Check each line of the records below for the word "this" and copy those where it appears.
>> START PROVIDED DATA
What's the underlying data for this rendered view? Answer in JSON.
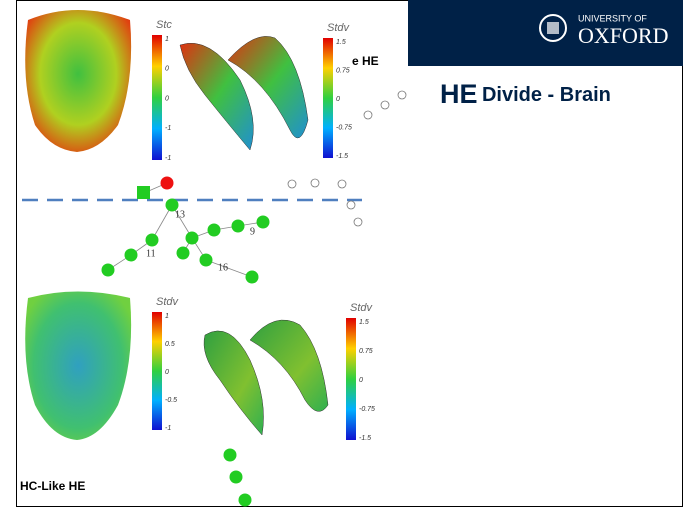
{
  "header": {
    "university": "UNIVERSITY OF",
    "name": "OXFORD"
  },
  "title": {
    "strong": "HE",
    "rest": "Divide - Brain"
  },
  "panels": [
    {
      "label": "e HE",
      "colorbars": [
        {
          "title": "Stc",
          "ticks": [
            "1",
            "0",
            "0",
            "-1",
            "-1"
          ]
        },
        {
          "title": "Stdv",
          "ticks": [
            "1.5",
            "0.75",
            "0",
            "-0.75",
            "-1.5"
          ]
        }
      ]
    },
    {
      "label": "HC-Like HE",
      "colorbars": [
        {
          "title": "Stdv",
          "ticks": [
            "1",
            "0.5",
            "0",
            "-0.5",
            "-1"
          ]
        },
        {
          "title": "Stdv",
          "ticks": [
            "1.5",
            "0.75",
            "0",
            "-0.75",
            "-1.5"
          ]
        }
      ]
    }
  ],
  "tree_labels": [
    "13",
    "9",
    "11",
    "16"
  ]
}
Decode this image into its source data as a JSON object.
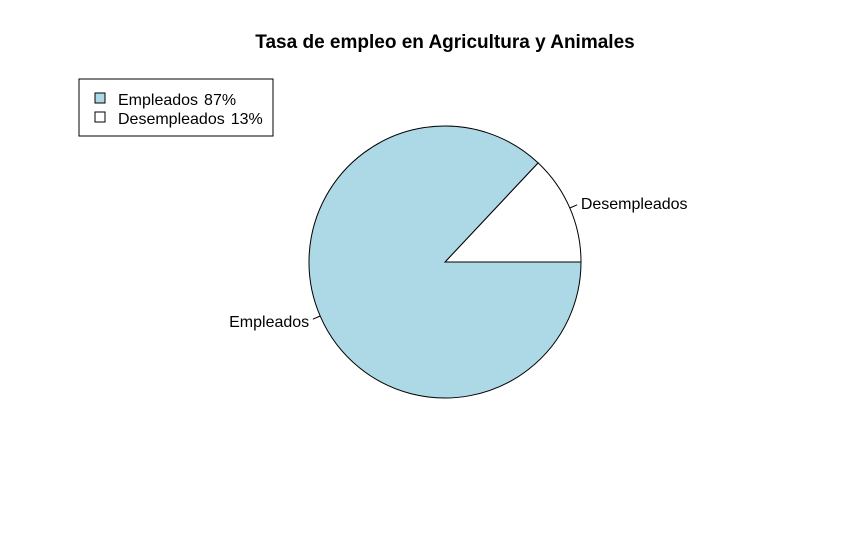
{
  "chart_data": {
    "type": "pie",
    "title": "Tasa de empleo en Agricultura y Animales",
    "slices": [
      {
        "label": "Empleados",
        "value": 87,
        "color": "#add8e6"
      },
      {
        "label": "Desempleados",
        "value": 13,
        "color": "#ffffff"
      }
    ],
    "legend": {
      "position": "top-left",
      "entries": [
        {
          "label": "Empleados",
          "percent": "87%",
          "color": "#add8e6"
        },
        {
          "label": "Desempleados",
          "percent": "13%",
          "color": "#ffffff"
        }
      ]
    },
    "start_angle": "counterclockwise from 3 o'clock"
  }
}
>> END PROVIDED DATA
**TASK ANSWER**
What's the underlying data for this rendered view? Answer in JSON.
Decode this image into its source data as a JSON object.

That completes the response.